Exercise requirements: Copy out the lines that have "some" in them.

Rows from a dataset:
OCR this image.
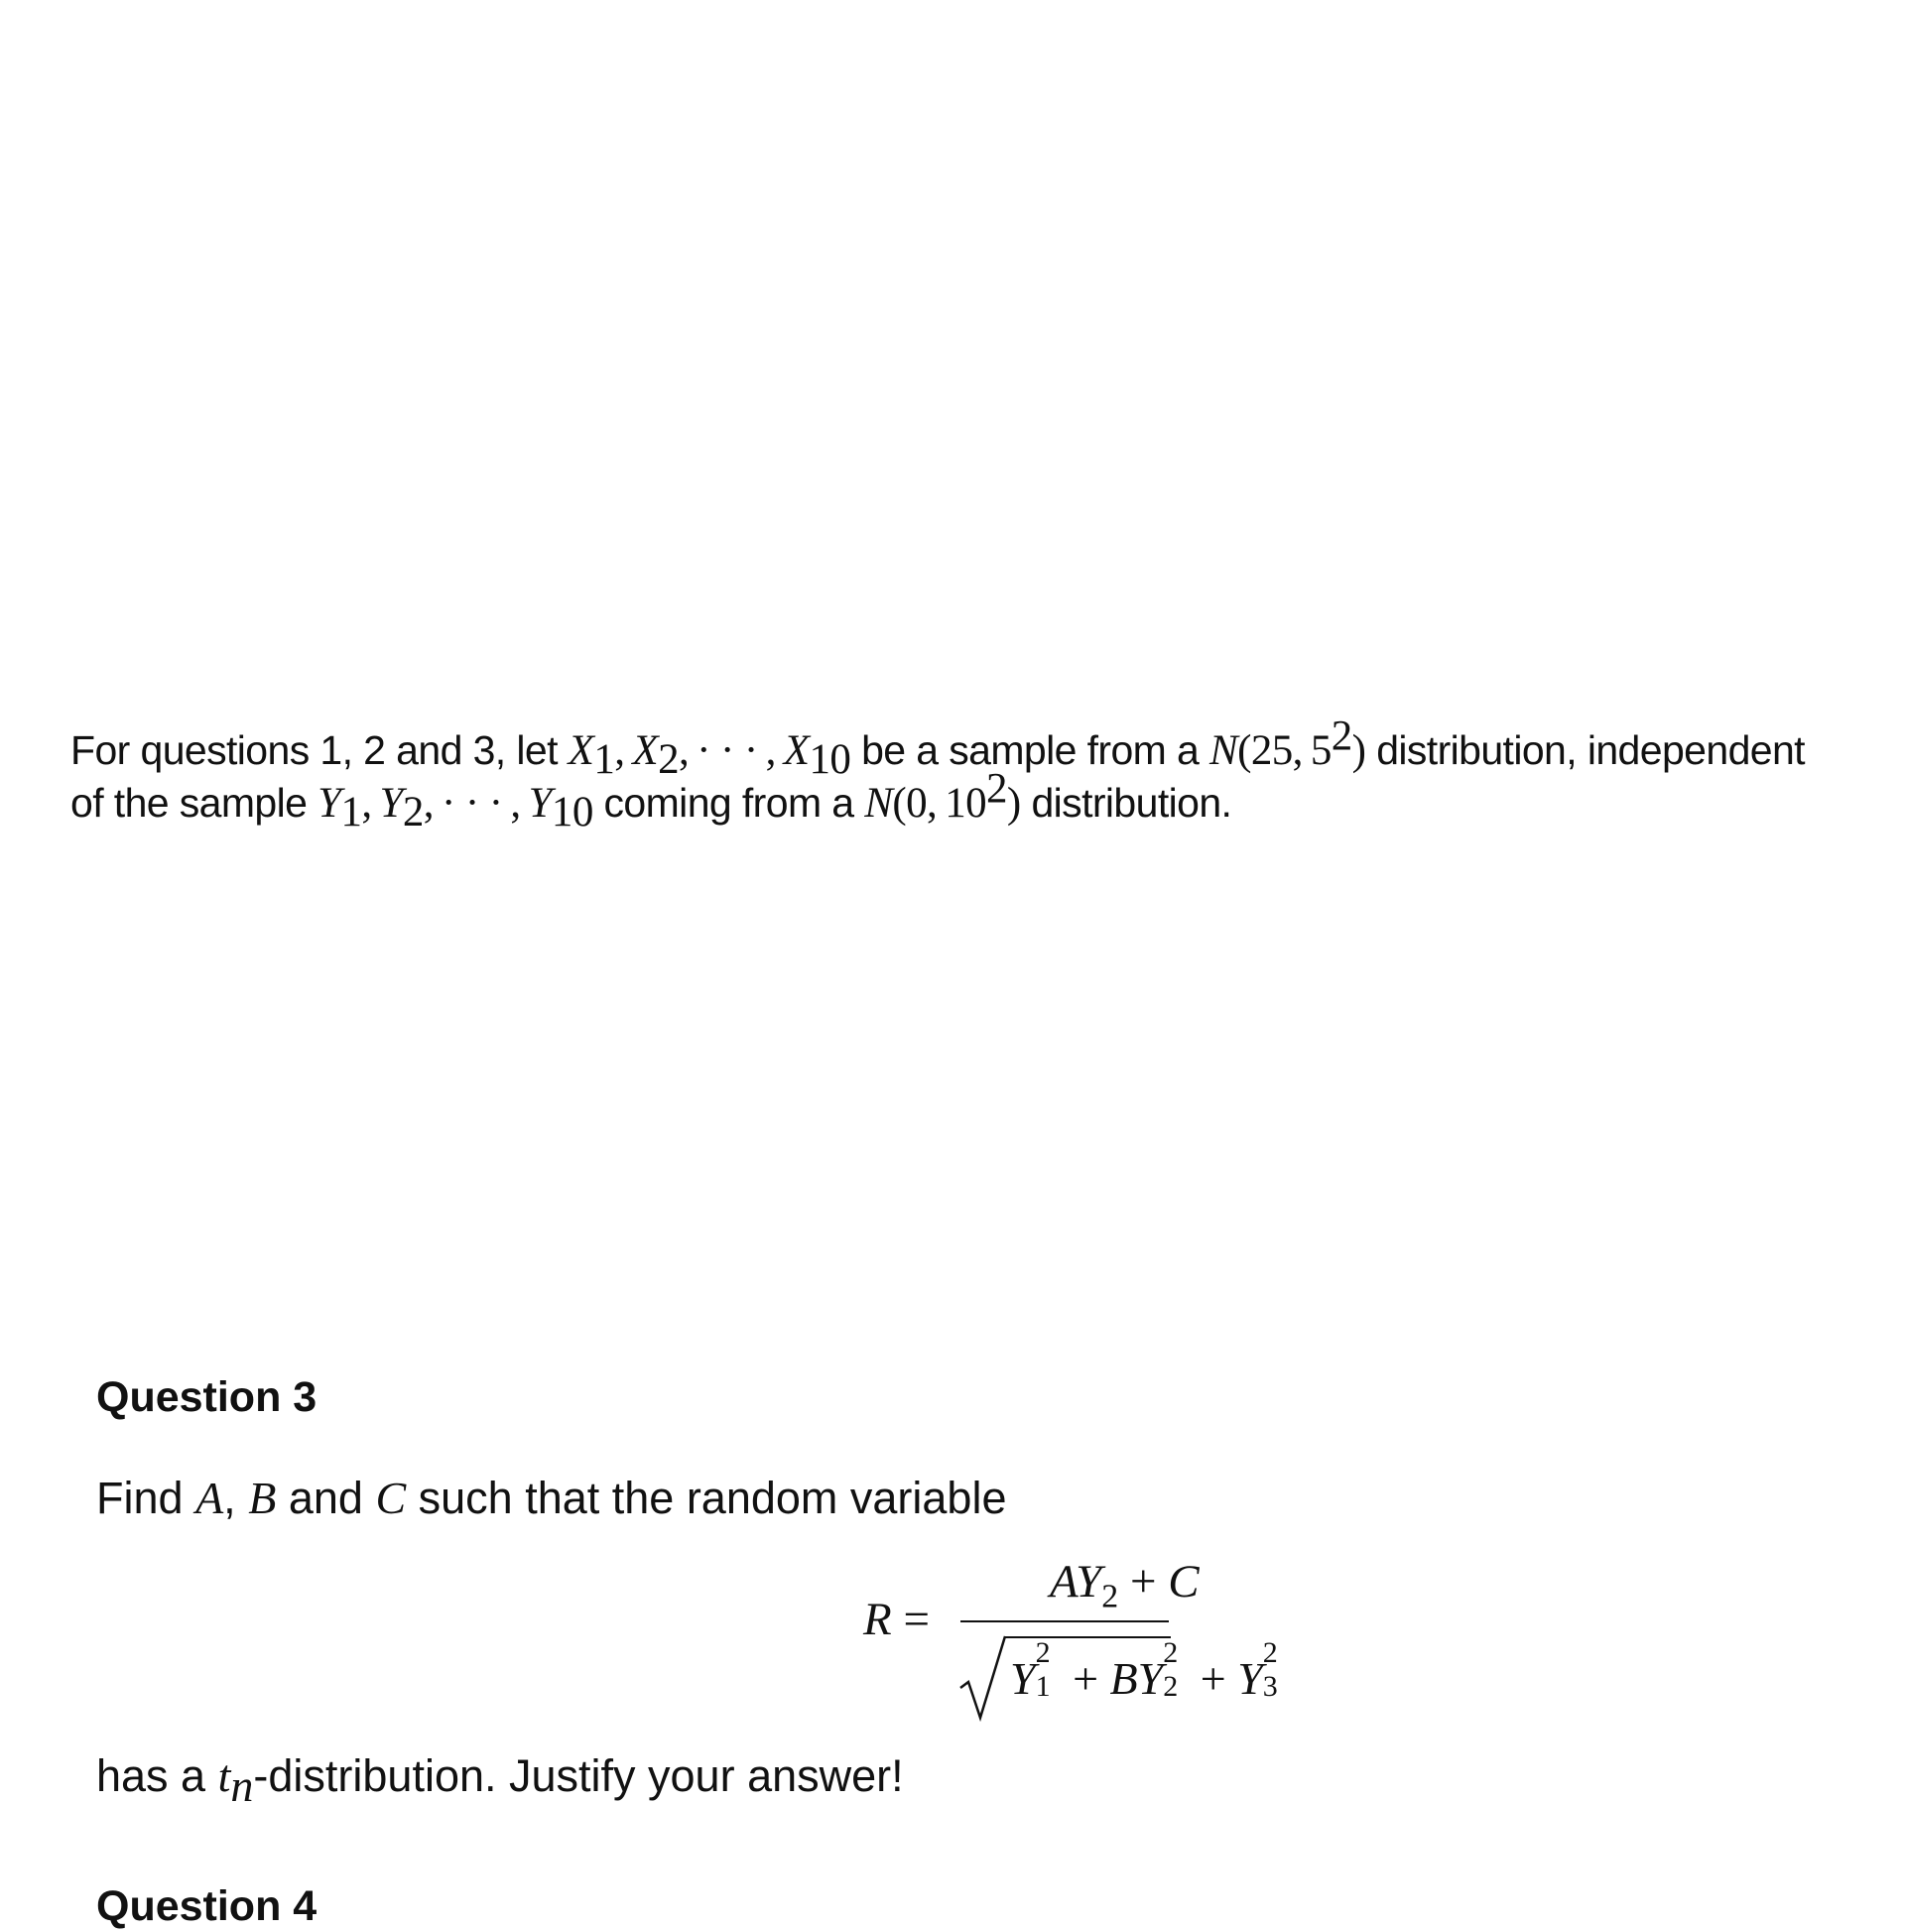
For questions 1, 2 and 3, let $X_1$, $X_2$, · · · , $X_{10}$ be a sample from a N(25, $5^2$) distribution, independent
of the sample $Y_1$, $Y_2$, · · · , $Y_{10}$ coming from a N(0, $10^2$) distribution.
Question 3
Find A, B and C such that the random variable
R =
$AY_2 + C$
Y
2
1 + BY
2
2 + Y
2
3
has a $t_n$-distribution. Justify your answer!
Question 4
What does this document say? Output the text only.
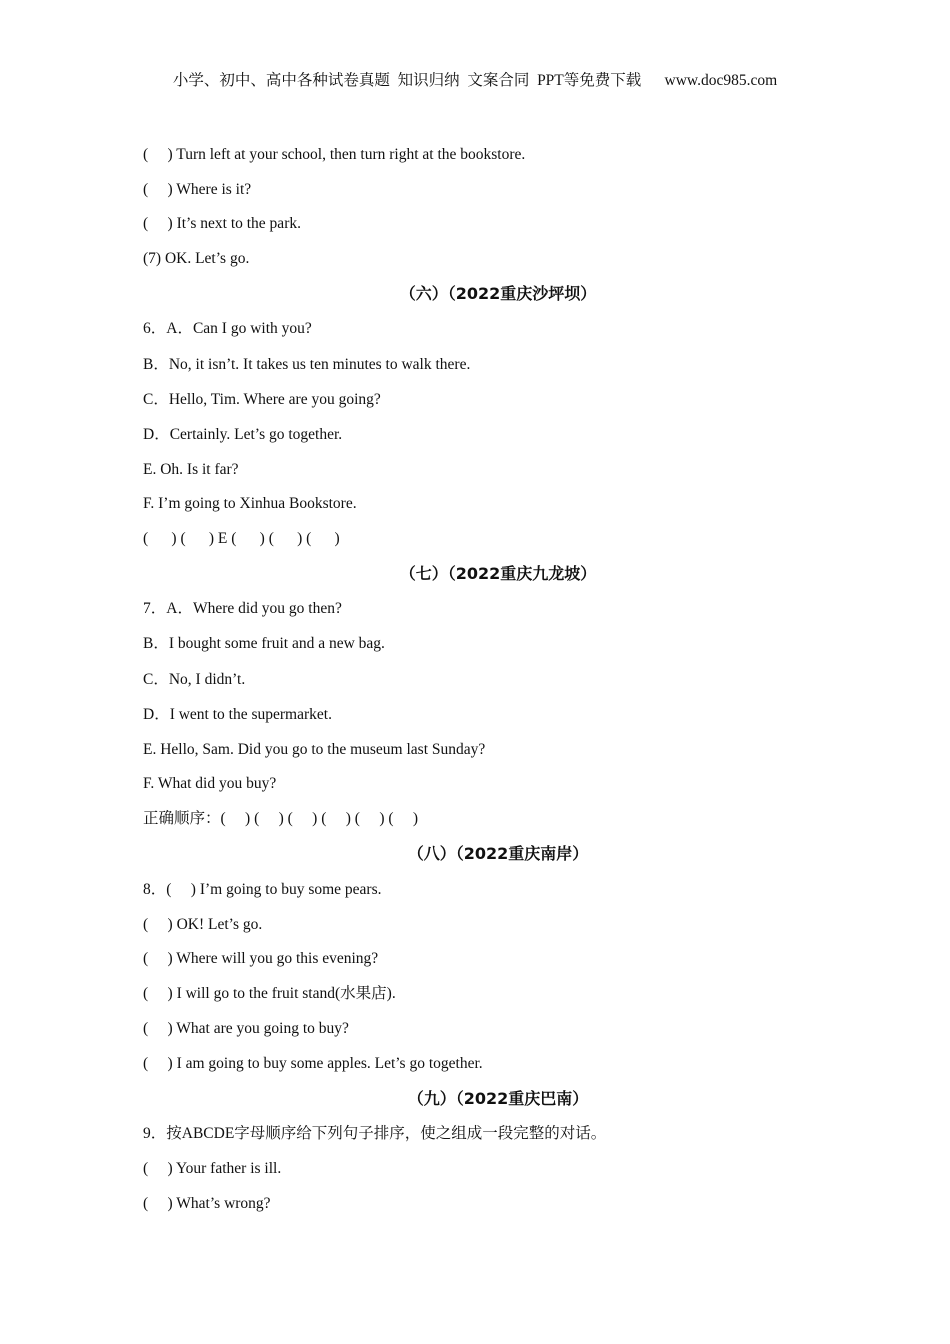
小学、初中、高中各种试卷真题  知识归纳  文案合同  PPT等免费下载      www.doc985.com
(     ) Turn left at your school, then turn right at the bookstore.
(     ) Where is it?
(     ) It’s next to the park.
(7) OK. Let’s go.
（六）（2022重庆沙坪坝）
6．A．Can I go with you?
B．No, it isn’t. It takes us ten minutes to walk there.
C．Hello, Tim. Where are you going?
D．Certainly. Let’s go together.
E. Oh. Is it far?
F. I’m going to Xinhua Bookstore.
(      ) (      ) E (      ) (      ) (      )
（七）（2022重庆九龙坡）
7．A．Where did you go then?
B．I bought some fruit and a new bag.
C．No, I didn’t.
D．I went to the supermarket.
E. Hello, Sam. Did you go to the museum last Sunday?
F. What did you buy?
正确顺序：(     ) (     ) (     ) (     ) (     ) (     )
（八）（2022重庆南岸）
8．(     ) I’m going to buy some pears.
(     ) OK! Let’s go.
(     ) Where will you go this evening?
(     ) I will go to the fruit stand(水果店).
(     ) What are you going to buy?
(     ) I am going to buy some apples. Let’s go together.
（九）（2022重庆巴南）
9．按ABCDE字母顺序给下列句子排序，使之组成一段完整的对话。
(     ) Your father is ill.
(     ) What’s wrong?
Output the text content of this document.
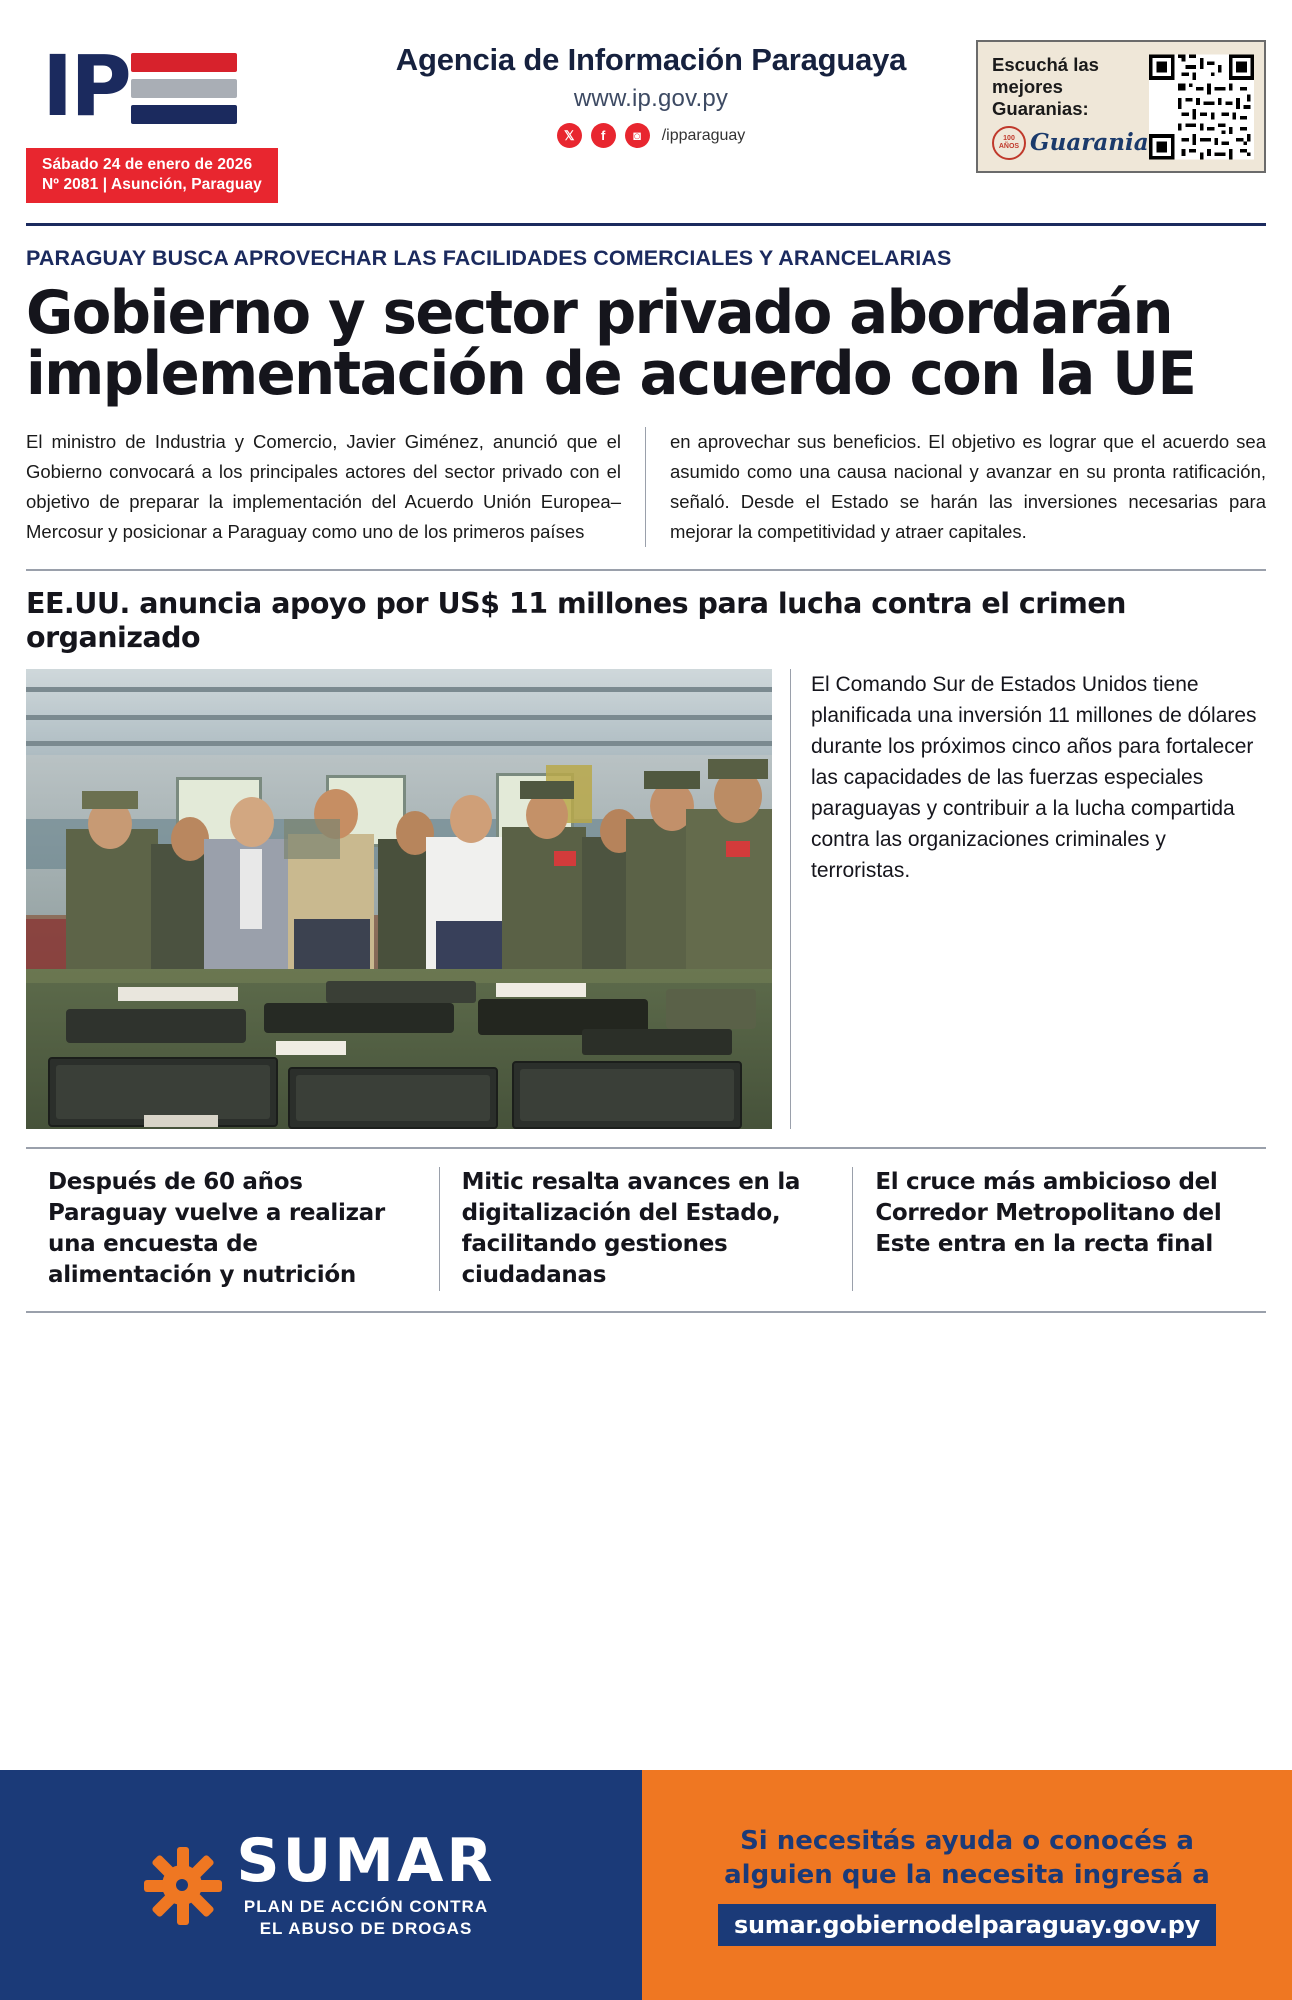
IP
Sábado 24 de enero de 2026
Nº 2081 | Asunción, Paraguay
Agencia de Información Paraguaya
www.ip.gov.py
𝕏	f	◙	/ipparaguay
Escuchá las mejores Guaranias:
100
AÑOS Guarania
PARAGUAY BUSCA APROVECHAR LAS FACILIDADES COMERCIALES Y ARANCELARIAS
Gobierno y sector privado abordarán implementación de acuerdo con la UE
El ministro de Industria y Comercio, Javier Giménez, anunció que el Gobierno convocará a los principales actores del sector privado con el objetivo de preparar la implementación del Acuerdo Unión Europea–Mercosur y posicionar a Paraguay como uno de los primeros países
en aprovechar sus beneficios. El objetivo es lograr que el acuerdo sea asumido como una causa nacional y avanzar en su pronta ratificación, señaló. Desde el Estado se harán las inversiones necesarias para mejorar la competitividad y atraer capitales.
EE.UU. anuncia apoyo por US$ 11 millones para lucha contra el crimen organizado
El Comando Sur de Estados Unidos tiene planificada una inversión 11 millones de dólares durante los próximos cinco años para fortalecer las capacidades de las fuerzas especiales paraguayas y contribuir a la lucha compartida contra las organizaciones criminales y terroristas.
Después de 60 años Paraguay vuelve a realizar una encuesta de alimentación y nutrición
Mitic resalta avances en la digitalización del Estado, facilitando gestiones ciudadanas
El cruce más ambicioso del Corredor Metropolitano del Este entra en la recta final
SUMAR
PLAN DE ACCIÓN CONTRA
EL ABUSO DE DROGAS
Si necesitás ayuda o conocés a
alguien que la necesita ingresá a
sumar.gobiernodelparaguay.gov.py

Final answer:
B．I bought some fruit and a new bag.
8．(     ) I’m going to buy some pears.
(     ) I am going to buy some apples. Let’s go together.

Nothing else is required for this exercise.